#### SELECTED PASSAGE ####

He was Argentine Champion in 1921, 1923, 1924, and 1925.

In 1921, he won at Buenos Aires (1st ARG-ch) and won a match for the title against Benito Villegas (5 : 2) in 1921/22. He took 7th at Montevideo (Carrasco) 1921/22 (1st Torneo Sudamericano, Roberto Grau won). He tied for 2nd-3rd at Buenos Aires 1922 (2nd ARG-ch, Villegas won). In 1923/24, he won at Buenos Aires (3rd ARG-ch) and won a match for the title against Villegas (5 : 3). In 1924 and 1925, he was declared Argentine champion without official matches (Reca lost a match against Richard Réti 0.5 : 2.5 at Buenos Aires 1924, and won an unofficial match against Julio Lynch 5.5 : 2.5 in 1925).

He tied for 8-13th in 1st unofficial Chess Olympiads at Paris 1924 (Consolation Cup, Karel Hromadka won). He tied for 2nd-3rd at Montevideo 1925 (2nd Torneo Sudamericano, Luis Palau won). In 1926, he lost a match for the title (6th ARG-ch) to Grau (3 : 5). He won at Buenos Aires 1927 (7th ARG-ch) but did not win the title because he refused to play with Grau. He also won at Buenos Aires 1927 (Pentagonal).

Reca represented Argentina in 2nd Chess Olympiad at The Hague 1928 (+4 –5 =4).

#### DATA LISTING ####

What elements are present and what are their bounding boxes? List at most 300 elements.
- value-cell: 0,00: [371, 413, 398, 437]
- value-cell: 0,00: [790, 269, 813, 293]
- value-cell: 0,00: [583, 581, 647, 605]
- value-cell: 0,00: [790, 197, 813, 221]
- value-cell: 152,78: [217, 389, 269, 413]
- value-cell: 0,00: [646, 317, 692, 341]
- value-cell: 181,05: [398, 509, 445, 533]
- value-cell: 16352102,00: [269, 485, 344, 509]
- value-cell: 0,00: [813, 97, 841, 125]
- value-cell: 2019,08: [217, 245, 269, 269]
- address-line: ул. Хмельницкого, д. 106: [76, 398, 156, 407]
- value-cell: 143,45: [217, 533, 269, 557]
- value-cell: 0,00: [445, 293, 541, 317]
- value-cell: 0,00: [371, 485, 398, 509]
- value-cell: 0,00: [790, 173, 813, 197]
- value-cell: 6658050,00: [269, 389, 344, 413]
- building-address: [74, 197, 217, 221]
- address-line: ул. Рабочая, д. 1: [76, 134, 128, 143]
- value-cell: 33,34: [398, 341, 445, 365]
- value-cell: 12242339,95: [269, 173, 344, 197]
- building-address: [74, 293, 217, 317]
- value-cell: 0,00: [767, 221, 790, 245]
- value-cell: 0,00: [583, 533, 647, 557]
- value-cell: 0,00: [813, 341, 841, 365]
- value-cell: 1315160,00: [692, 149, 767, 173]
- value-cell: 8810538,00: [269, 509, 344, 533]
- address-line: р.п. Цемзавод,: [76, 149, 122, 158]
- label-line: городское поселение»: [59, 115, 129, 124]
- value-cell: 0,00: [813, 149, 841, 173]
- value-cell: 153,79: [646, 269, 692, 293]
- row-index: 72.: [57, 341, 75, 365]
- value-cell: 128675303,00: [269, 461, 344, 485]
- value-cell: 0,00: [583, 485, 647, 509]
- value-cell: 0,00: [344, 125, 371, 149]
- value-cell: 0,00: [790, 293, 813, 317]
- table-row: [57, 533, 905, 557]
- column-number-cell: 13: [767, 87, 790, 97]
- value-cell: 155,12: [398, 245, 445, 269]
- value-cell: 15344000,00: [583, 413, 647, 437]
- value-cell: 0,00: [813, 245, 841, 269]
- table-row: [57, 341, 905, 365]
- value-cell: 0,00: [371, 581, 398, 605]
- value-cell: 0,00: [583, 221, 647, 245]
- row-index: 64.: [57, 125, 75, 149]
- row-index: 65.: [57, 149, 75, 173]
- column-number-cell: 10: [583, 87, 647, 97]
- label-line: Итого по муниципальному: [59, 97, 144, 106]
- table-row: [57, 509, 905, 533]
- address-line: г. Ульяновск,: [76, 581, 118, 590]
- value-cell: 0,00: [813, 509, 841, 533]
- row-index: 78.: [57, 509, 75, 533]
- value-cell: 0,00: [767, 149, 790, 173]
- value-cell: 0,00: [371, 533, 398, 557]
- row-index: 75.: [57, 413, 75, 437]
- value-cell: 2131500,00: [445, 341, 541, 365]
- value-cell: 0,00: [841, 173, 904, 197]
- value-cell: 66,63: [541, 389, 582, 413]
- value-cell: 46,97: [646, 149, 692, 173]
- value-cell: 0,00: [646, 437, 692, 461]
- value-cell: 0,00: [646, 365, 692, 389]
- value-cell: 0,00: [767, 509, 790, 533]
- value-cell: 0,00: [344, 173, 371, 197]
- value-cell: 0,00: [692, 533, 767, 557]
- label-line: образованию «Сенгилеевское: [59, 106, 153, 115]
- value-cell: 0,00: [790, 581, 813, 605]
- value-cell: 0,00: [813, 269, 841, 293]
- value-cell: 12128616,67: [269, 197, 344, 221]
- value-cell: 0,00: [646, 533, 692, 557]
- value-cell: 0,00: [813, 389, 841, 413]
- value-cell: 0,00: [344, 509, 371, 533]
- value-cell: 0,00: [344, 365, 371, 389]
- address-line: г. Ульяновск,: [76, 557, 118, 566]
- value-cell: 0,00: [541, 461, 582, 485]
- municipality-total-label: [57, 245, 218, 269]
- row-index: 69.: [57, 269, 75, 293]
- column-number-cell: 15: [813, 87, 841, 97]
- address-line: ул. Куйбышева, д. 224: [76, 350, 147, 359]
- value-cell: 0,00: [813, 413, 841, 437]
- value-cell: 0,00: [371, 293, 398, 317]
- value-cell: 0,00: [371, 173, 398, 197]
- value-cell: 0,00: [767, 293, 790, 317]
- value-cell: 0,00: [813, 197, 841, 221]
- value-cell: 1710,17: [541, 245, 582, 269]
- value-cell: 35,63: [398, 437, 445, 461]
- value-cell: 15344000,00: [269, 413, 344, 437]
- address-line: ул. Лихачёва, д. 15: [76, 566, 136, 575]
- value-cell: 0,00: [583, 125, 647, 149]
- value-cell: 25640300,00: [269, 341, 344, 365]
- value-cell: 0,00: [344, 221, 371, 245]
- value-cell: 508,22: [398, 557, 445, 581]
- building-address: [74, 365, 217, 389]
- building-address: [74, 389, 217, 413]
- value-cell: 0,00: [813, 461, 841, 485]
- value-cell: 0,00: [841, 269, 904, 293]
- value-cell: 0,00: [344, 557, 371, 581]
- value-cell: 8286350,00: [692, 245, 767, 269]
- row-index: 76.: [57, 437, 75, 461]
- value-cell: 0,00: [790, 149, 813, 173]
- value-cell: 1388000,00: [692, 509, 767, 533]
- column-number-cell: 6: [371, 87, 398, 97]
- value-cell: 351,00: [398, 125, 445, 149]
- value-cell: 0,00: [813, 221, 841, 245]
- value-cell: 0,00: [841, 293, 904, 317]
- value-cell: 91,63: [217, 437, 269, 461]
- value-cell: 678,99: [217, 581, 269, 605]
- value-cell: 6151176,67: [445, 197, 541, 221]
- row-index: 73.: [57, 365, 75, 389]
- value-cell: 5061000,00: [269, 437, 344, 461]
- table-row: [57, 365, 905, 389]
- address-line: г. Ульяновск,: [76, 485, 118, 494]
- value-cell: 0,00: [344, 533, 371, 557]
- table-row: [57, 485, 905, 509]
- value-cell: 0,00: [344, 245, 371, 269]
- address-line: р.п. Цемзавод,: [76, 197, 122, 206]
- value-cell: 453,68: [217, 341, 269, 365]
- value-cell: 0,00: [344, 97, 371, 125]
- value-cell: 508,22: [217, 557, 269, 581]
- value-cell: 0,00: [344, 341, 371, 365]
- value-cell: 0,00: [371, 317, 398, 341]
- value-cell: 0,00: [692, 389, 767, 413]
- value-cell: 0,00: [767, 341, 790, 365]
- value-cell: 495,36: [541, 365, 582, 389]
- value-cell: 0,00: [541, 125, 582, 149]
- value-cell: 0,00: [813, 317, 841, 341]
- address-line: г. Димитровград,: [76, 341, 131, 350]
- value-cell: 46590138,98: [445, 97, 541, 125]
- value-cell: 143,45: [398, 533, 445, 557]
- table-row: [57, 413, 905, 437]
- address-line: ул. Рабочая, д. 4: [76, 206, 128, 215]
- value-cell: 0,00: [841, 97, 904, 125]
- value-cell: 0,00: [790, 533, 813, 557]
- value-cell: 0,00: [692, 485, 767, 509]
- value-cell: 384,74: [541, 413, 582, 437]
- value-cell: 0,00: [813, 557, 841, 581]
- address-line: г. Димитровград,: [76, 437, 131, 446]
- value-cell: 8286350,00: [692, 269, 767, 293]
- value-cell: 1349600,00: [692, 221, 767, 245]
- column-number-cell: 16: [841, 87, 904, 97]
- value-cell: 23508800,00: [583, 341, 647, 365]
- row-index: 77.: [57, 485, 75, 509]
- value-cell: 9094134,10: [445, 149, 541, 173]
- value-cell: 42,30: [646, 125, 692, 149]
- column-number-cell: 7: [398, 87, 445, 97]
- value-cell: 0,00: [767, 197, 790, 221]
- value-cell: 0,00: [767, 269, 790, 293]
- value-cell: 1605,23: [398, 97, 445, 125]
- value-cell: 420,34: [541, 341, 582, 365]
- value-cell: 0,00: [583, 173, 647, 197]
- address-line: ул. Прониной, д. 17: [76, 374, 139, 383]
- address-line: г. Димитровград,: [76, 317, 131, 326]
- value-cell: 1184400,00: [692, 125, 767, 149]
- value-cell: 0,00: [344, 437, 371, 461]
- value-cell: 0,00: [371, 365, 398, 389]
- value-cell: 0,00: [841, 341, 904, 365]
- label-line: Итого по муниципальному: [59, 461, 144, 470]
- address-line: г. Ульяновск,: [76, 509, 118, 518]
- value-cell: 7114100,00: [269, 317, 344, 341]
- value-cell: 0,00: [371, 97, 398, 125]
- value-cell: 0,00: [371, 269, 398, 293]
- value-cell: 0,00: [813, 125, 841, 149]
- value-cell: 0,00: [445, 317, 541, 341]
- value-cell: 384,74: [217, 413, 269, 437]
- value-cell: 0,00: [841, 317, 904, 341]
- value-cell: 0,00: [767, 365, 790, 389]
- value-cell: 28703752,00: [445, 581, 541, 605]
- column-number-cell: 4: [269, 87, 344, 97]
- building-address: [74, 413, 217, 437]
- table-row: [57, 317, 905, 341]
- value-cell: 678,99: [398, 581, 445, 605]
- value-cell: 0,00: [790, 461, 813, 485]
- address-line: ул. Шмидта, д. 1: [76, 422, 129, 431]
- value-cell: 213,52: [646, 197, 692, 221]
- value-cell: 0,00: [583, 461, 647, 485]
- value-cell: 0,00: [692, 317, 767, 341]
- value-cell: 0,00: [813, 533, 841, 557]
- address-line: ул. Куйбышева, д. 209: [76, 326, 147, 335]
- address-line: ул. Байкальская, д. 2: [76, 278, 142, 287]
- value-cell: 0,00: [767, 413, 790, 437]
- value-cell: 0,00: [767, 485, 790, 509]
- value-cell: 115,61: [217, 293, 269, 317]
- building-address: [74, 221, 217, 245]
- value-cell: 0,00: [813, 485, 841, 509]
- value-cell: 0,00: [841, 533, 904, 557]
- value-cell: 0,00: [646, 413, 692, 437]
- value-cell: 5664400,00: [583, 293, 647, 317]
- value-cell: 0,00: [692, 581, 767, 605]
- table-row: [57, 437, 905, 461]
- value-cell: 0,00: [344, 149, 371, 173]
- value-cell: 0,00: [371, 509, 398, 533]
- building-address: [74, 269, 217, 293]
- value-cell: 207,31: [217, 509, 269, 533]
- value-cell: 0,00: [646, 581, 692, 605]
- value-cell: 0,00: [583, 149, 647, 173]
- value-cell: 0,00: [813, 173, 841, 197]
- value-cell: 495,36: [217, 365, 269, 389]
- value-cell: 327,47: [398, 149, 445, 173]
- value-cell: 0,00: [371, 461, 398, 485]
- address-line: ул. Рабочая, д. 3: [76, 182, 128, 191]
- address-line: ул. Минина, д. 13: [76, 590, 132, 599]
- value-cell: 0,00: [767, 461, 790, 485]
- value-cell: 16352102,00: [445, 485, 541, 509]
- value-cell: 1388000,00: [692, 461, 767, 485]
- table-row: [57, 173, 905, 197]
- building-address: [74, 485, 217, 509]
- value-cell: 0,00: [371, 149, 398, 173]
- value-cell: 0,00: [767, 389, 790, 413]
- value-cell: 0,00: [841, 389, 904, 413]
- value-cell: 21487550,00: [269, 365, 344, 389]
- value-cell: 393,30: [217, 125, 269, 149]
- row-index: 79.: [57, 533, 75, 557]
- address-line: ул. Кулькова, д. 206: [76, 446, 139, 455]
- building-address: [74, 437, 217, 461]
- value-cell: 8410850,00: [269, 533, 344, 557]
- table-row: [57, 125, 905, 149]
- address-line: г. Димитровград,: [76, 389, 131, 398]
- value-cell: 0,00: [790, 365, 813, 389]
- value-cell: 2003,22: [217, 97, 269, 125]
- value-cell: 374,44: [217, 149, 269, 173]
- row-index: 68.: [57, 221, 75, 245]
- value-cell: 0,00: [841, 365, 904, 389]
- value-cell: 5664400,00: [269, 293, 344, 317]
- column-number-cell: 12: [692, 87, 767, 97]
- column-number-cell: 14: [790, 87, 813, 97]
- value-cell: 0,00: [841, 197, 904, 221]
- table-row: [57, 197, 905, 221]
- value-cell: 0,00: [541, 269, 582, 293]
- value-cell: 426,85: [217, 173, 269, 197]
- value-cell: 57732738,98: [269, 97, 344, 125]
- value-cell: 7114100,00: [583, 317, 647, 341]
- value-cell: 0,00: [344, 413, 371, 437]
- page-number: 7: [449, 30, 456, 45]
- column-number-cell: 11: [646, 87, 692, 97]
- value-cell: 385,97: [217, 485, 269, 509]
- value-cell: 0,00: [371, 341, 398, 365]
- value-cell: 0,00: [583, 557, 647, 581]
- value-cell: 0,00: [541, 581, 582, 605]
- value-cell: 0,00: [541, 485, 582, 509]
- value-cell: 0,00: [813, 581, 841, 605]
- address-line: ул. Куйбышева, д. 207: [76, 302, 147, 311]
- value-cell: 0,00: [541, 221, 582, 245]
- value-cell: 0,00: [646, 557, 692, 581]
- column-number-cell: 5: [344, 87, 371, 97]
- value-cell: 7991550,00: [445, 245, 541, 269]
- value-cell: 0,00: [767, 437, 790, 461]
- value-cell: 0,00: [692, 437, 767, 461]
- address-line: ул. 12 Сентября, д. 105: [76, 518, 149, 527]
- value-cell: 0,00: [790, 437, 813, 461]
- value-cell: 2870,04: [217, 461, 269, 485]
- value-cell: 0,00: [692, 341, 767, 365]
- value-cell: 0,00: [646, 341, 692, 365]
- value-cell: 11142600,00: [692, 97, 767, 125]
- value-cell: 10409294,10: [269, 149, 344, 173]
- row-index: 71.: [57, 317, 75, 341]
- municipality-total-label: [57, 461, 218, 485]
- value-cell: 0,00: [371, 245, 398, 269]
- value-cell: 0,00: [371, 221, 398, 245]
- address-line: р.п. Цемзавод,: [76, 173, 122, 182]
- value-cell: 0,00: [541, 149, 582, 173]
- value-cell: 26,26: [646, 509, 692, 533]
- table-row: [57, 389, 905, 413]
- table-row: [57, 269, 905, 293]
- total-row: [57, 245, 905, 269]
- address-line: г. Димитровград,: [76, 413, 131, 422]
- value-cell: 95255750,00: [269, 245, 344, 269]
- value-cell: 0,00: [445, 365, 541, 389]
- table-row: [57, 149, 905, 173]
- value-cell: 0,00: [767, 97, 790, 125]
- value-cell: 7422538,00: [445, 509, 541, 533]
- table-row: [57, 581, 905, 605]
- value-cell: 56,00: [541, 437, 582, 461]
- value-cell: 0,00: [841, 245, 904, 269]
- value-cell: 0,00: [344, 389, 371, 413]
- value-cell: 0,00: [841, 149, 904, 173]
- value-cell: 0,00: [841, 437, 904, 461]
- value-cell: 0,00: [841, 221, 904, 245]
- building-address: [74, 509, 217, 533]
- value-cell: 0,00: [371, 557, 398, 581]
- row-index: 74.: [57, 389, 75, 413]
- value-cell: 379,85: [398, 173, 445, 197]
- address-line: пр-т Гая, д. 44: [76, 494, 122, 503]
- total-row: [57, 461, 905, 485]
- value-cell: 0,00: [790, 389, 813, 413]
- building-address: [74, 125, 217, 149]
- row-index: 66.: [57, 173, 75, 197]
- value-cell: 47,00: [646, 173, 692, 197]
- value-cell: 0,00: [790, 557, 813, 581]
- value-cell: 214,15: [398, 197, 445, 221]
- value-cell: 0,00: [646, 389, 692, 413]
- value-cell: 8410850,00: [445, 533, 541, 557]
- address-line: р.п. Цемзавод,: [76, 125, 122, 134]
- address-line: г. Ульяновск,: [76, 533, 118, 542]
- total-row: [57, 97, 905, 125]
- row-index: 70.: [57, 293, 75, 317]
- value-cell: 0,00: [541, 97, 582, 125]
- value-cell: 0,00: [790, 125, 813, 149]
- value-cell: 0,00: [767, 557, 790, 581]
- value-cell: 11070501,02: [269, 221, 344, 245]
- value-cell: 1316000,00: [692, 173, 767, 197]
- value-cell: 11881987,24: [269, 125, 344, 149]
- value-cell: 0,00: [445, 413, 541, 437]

####

= TASK INSTRUCTIONS =
(1) According to the Reca passage, why did his win at Buenos Aires 1927 (7th ARG-ch) not bring him the title? Answer in one to three sentences.
(2) In the Reca passage, please change "declared" to "named" and write out the text from "In 1921, he" up to and including "2.5 in 1925).".
The records are separate material, apart from the Reca passage.

= EXPECTED OUTPUTS =
(1) He refused to play with Grau. Because of that, he did not win the title even though he won the tournament.

(2)
In 1921, he won at Buenos Aires (1st ARG-ch) and won a match for the title against Benito Villegas (5 : 2) in 1921/22. He took 7th at Montevideo (Carrasco) 1921/22 (1st Torneo Sudamericano, Roberto Grau won). He tied for 2nd-3rd at Buenos Aires 1922 (2nd ARG-ch, Villegas won). In 1923/24, he won at Buenos Aires (3rd ARG-ch) and won a match for the title against Villegas (5 : 3). In 1924 and 1925, he was named Argentine champion without official matches (Reca lost a match against Richard Réti 0.5 : 2.5 at Buenos Aires 1924, and won an unofficial match against Julio Lynch 5.5 : 2.5 in 1925).